What the task requires
Please copy every line from the records below that contains the string "según".

----

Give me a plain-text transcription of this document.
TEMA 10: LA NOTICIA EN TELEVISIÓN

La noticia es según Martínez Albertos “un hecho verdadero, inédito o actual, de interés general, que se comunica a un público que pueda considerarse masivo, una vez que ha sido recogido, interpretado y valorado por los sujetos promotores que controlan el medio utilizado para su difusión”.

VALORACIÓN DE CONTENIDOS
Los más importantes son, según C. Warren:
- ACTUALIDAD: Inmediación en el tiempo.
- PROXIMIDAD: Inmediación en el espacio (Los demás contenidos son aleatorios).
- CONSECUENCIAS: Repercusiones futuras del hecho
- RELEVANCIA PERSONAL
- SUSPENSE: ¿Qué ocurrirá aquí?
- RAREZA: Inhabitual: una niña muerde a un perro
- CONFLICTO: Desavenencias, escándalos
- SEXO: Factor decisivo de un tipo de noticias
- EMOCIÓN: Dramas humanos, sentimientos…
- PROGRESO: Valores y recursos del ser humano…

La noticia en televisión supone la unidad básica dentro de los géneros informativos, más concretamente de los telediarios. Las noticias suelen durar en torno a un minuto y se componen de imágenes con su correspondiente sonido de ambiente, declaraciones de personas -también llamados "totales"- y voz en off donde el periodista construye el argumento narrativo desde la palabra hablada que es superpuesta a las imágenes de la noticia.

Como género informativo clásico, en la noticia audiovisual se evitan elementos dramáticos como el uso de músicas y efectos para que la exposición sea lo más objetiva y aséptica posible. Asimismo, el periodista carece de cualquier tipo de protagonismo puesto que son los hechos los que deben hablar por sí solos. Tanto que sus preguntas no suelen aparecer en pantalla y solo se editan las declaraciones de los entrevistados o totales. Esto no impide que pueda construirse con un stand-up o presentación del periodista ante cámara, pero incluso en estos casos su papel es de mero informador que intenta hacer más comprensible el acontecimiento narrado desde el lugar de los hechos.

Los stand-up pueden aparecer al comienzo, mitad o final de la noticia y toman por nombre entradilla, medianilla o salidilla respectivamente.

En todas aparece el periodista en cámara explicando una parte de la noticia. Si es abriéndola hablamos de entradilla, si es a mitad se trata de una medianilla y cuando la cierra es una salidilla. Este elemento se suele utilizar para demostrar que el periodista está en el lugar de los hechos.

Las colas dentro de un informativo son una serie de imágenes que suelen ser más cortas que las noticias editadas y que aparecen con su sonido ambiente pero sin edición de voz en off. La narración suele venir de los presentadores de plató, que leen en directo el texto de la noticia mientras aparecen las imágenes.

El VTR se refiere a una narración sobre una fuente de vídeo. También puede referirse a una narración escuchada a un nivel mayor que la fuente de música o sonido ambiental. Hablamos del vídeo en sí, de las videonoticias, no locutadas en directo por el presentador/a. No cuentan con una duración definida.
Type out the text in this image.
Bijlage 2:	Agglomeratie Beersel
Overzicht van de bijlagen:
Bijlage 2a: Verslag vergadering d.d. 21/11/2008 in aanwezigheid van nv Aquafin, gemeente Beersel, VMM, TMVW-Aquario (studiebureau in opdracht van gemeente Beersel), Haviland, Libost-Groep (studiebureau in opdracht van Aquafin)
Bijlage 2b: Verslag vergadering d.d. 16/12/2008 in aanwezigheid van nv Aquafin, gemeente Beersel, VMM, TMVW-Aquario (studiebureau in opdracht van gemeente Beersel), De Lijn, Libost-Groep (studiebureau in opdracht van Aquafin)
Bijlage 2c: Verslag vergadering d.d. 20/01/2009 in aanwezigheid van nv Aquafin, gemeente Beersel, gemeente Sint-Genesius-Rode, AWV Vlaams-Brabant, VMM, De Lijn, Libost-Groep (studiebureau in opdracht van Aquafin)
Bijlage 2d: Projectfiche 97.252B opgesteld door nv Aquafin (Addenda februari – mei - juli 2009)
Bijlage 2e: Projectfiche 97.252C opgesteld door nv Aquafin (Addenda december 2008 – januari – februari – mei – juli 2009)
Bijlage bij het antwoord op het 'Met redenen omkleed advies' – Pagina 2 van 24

----

Answer below
La noticia es según Martínez Albertos “un hecho verdadero, inédito o actual, de interés general, que se comunica a un público que pueda considerarse masivo, una vez que ha sido recogido, interpretado y valorado por los sujetos promotores que controlan el medio utilizado para su difusión”.
Los más importantes son, según C. Warren:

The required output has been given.